(DO THIS) Without the pictures, return all of the material exactly as written.

===== EXTRACTED ENTRIES

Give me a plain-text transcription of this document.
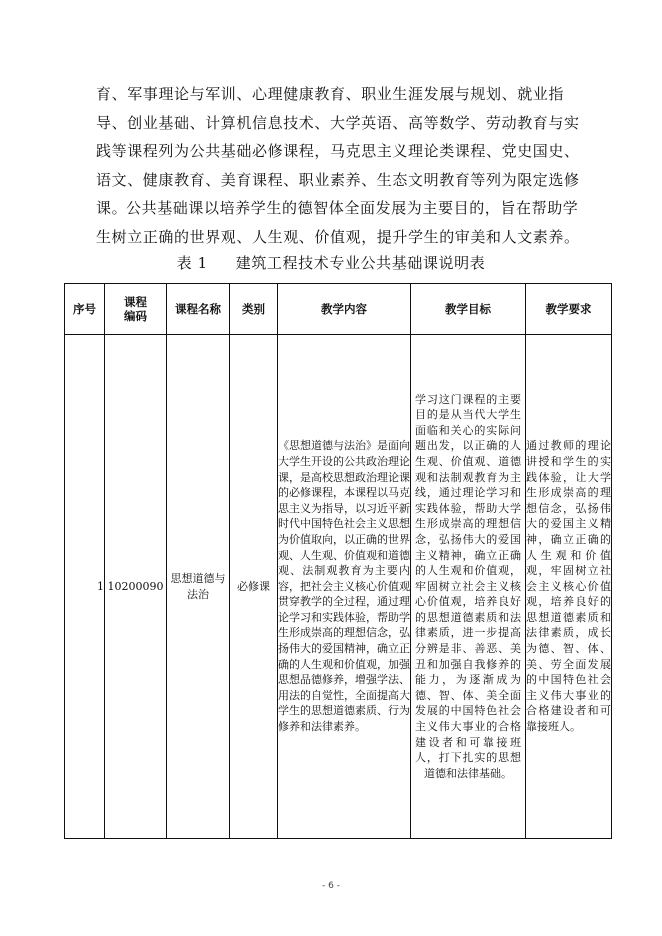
育、军事理论与军训、心理健康教育、职业生涯发展与规划、就业指导、创业基础、计算机信息技术、大学英语、高等数学、劳动教育与实践等课程列为公共基础必修课程，马克思主义理论类课程、党史国史、语文、健康教育、美育课程、职业素养、生态文明教育等列为限定选修课。
公共基础课以培养学生的德智体全面发展为主要目的，旨在帮助学生树立正确的世界观、人生观、价值观，提升学生的审美和人文素养。
表 1 建筑工程技术专业公共基础课说明表
序号	课程编码	课程名称	类别	教学内容	教学目标	教学要求
1	10200090	思想道德与法治	必修课	《思想道德与法治》是面向大学生开设的公共政治理论课，是高校思想政治理论课的必修课程，本课程以马克思主义为指导，以习近平新时代中国特色社会主义思想为价值取向，以正确的世界观、人生观、价值观和道德观、法制观教育为主要内容，把社会主义核心价值观贯穿教学的全过程，通过理论学习和实践体验，帮助学生形成崇高的理想信念，弘扬伟大的爱国精神，确立正确的人生观和价值观，加强思想品德修养，增强学法、用法的自觉性，全面提高大学生的思想道德素质、行为修养和法律素养。	学习这门课程的主要目的是从当代大学生面临和关心的实际问题出发，以正确的人生观、价值观、道德观和法制观教育为主线，通过理论学习和实践体验，帮助大学生形成崇高的理想信念，弘扬伟大的爱国主义精神，确立正确的人生观和价值观，牢固树立社会主义核心价值观，培养良好的思想道德素质和法律素质，进一步提高分辨是非、善恶、美丑和加强自我修养的能力，为逐渐成为德、智、体、美全面发展的中国特色社会主义伟大事业的合格建设者和可靠接班人，打下扎实的思想道德和法律基础。	通过教师的理论讲授和学生的实践体验，让大学生形成崇高的理想信念，弘扬伟大的爱国主义精神，确立正确的人生观和价值观，牢固树立社会主义核心价值观，培养良好的思想道德素质和法律素质，成长为德、智、体、美、劳全面发展的中国特色社会主义伟大事业的合格建设者和可靠接班人。
- 6 -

==========

(SOLUTION TO THIS TASK)
Give me a plain-text transcription of this document.
育、军事理论与军训、心理健康教育、职业生涯发展与规划、就业指导、创业基础、计算机信息技术、大学英语、高等数学、劳动教育与实践等课程列为公共基础必修课程，马克思主义理论类课程、党史国史、语文、健康教育、美育课程、职业素养、生态文明教育等列为限定选修课。
公共基础课以培养学生的德智体全面发展为主要目的，旨在帮助学生树立正确的世界观、人生观、价值观，提升学生的审美和人文素养。
表 1 建筑工程技术专业公共基础课说明表
序号	课程编码	课程名称	类别	教学内容	教学目标	教学要求
1	10200090	思想道德与法治	必修课	《思想道德与法治》是面向大学生开设的公共政治理论课，是高校思想政治理论课的必修课程，本课程以马克思主义为指导，以习近平新时代中国特色社会主义思想为价值取向，以正确的世界观、人生观、价值观和道德观、法制观教育为主要内容，把社会主义核心价值观贯穿教学的全过程，通过理论学习和实践体验，帮助学生形成崇高的理想信念，弘扬伟大的爱国精神，确立正确的人生观和价值观，加强思想品德修养，增强学法、用法的自觉性，全面提高大学生的思想道德素质、行为修养和法律素养。	学习这门课程的主要目的是从当代大学生面临和关心的实际问题出发，以正确的人生观、价值观、道德观和法制观教育为主线，通过理论学习和实践体验，帮助大学生形成崇高的理想信念，弘扬伟大的爱国主义精神，确立正确的人生观和价值观，牢固树立社会主义核心价值观，培养良好的思想道德素质和法律素质，进一步提高分辨是非、善恶、美丑和加强自我修养的能力，为逐渐成为德、智、体、美全面发展的中国特色社会主义伟大事业的合格建设者和可靠接班人，打下扎实的思想道德和法律基础。	通过教师的理论讲授和学生的实践体验，让大学生形成崇高的理想信念，弘扬伟大的爱国主义精神，确立正确的人生观和价值观，牢固树立社会主义核心价值观，培养良好的思想道德素质和法律素质，成长为德、智、体、美、劳全面发展的中国特色社会主义伟大事业的合格建设者和可靠接班人。
- 6 -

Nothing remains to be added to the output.